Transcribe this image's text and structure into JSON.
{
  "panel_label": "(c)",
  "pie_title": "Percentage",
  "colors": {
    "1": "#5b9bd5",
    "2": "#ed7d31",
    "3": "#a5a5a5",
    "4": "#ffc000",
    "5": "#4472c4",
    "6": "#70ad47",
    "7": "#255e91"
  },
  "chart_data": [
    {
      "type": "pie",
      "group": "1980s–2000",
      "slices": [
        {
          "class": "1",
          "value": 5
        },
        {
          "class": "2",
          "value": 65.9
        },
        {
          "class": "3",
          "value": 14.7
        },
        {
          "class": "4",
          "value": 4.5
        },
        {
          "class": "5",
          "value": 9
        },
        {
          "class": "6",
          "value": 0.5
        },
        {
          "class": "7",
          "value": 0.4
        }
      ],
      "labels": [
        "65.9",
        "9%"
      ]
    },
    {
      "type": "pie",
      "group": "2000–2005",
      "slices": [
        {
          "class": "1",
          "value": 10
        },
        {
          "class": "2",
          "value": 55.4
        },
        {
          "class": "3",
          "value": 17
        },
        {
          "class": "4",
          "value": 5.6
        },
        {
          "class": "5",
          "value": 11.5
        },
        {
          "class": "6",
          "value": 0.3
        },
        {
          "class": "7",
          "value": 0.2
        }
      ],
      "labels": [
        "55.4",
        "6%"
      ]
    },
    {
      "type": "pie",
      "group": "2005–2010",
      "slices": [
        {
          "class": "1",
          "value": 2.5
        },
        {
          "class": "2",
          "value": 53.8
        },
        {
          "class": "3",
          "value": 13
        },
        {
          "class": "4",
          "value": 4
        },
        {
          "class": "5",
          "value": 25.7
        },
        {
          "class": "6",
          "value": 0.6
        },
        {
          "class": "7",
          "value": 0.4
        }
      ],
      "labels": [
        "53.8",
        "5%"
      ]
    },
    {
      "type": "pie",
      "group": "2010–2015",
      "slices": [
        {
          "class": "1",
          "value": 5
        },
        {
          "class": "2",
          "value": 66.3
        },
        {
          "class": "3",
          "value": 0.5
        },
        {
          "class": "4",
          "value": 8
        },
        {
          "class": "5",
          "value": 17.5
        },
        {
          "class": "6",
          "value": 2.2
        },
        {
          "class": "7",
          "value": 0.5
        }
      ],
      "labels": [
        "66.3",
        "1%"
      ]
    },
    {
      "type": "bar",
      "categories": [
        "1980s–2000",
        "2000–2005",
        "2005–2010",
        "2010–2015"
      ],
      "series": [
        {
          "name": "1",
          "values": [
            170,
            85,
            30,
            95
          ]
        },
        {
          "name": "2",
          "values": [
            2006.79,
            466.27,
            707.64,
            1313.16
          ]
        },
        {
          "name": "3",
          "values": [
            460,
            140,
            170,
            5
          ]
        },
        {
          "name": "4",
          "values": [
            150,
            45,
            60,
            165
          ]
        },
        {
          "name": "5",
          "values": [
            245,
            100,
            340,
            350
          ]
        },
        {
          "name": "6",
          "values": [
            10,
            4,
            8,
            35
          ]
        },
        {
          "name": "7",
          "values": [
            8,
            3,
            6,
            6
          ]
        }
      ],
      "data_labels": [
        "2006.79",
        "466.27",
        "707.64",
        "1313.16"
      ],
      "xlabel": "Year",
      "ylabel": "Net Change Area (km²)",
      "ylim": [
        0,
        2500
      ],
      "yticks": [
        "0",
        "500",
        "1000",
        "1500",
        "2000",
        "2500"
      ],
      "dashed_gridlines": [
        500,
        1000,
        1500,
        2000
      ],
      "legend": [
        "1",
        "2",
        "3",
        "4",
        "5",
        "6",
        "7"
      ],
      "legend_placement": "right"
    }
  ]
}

▶ **WHAT IS BEING ASKED**
Output each record exactly, leaving nothing out.

▶ **ANSWER IN FULL**
Transcribe this image's text and structure into JSON.
{
  "panel_label": "(c)",
  "pie_title": "Percentage",
  "colors": {
    "1": "#5b9bd5",
    "2": "#ed7d31",
    "3": "#a5a5a5",
    "4": "#ffc000",
    "5": "#4472c4",
    "6": "#70ad47",
    "7": "#255e91"
  },
  "chart_data": [
    {
      "type": "pie",
      "group": "1980s–2000",
      "slices": [
        {
          "class": "1",
          "value": 5
        },
        {
          "class": "2",
          "value": 65.9
        },
        {
          "class": "3",
          "value": 14.7
        },
        {
          "class": "4",
          "value": 4.5
        },
        {
          "class": "5",
          "value": 9
        },
        {
          "class": "6",
          "value": 0.5
        },
        {
          "class": "7",
          "value": 0.4
        }
      ],
      "labels": [
        "65.9",
        "9%"
      ]
    },
    {
      "type": "pie",
      "group": "2000–2005",
      "slices": [
        {
          "class": "1",
          "value": 10
        },
        {
          "class": "2",
          "value": 55.4
        },
        {
          "class": "3",
          "value": 17
        },
        {
          "class": "4",
          "value": 5.6
        },
        {
          "class": "5",
          "value": 11.5
        },
        {
          "class": "6",
          "value": 0.3
        },
        {
          "class": "7",
          "value": 0.2
        }
      ],
      "labels": [
        "55.4",
        "6%"
      ]
    },
    {
      "type": "pie",
      "group": "2005–2010",
      "slices": [
        {
          "class": "1",
          "value": 2.5
        },
        {
          "class": "2",
          "value": 53.8
        },
        {
          "class": "3",
          "value": 13
        },
        {
          "class": "4",
          "value": 4
        },
        {
          "class": "5",
          "value": 25.7
        },
        {
          "class": "6",
          "value": 0.6
        },
        {
          "class": "7",
          "value": 0.4
        }
      ],
      "labels": [
        "53.8",
        "5%"
      ]
    },
    {
      "type": "pie",
      "group": "2010–2015",
      "slices": [
        {
          "class": "1",
          "value": 5
        },
        {
          "class": "2",
          "value": 66.3
        },
        {
          "class": "3",
          "value": 0.5
        },
        {
          "class": "4",
          "value": 8
        },
        {
          "class": "5",
          "value": 17.5
        },
        {
          "class": "6",
          "value": 2.2
        },
        {
          "class": "7",
          "value": 0.5
        }
      ],
      "labels": [
        "66.3",
        "1%"
      ]
    },
    {
      "type": "bar",
      "categories": [
        "1980s–2000",
        "2000–2005",
        "2005–2010",
        "2010–2015"
      ],
      "series": [
        {
          "name": "1",
          "values": [
            170,
            85,
            30,
            95
          ]
        },
        {
          "name": "2",
          "values": [
            2006.79,
            466.27,
            707.64,
            1313.16
          ]
        },
        {
          "name": "3",
          "values": [
            460,
            140,
            170,
            5
          ]
        },
        {
          "name": "4",
          "values": [
            150,
            45,
            60,
            165
          ]
        },
        {
          "name": "5",
          "values": [
            245,
            100,
            340,
            350
          ]
        },
        {
          "name": "6",
          "values": [
            10,
            4,
            8,
            35
          ]
        },
        {
          "name": "7",
          "values": [
            8,
            3,
            6,
            6
          ]
        }
      ],
      "data_labels": [
        "2006.79",
        "466.27",
        "707.64",
        "1313.16"
      ],
      "xlabel": "Year",
      "ylabel": "Net Change Area (km²)",
      "ylim": [
        0,
        2500
      ],
      "yticks": [
        "0",
        "500",
        "1000",
        "1500",
        "2000",
        "2500"
      ],
      "dashed_gridlines": [
        500,
        1000,
        1500,
        2000
      ],
      "legend": [
        "1",
        "2",
        "3",
        "4",
        "5",
        "6",
        "7"
      ],
      "legend_placement": "right"
    }
  ]
}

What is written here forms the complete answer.